The problem. Reproduce the listing below verbatim.

Extracted entries.
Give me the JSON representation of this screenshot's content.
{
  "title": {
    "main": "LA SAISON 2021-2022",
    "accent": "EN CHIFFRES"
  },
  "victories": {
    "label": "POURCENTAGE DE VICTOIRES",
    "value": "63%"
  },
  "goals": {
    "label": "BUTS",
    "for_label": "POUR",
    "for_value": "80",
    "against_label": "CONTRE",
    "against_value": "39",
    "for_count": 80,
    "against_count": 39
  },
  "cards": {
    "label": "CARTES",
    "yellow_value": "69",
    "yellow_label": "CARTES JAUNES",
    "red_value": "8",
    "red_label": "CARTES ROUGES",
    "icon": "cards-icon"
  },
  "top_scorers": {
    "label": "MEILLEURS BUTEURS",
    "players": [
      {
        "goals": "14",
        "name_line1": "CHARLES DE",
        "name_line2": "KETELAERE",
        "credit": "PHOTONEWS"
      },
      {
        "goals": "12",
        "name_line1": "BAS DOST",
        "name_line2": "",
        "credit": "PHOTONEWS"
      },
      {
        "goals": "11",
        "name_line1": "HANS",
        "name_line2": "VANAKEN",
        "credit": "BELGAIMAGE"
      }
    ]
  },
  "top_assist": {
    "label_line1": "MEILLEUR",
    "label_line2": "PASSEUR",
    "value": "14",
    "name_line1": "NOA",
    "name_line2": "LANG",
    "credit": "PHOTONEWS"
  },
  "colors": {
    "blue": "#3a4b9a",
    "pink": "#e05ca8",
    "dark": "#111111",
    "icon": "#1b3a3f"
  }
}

Solution below.
Give me the JSON representation of this screenshot's content.
{
  "title": {
    "main": "LA SAISON 2021-2022",
    "accent": "EN CHIFFRES"
  },
  "victories": {
    "label": "POURCENTAGE DE VICTOIRES",
    "value": "63%"
  },
  "goals": {
    "label": "BUTS",
    "for_label": "POUR",
    "for_value": "80",
    "against_label": "CONTRE",
    "against_value": "39",
    "for_count": 80,
    "against_count": 39
  },
  "cards": {
    "label": "CARTES",
    "yellow_value": "69",
    "yellow_label": "CARTES JAUNES",
    "red_value": "8",
    "red_label": "CARTES ROUGES",
    "icon": "cards-icon"
  },
  "top_scorers": {
    "label": "MEILLEURS BUTEURS",
    "players": [
      {
        "goals": "14",
        "name_line1": "CHARLES DE",
        "name_line2": "KETELAERE",
        "credit": "PHOTONEWS"
      },
      {
        "goals": "12",
        "name_line1": "BAS DOST",
        "name_line2": "",
        "credit": "PHOTONEWS"
      },
      {
        "goals": "11",
        "name_line1": "HANS",
        "name_line2": "VANAKEN",
        "credit": "BELGAIMAGE"
      }
    ]
  },
  "top_assist": {
    "label_line1": "MEILLEUR",
    "label_line2": "PASSEUR",
    "value": "14",
    "name_line1": "NOA",
    "name_line2": "LANG",
    "credit": "PHOTONEWS"
  },
  "colors": {
    "blue": "#3a4b9a",
    "pink": "#e05ca8",
    "dark": "#111111",
    "icon": "#1b3a3f"
  }
}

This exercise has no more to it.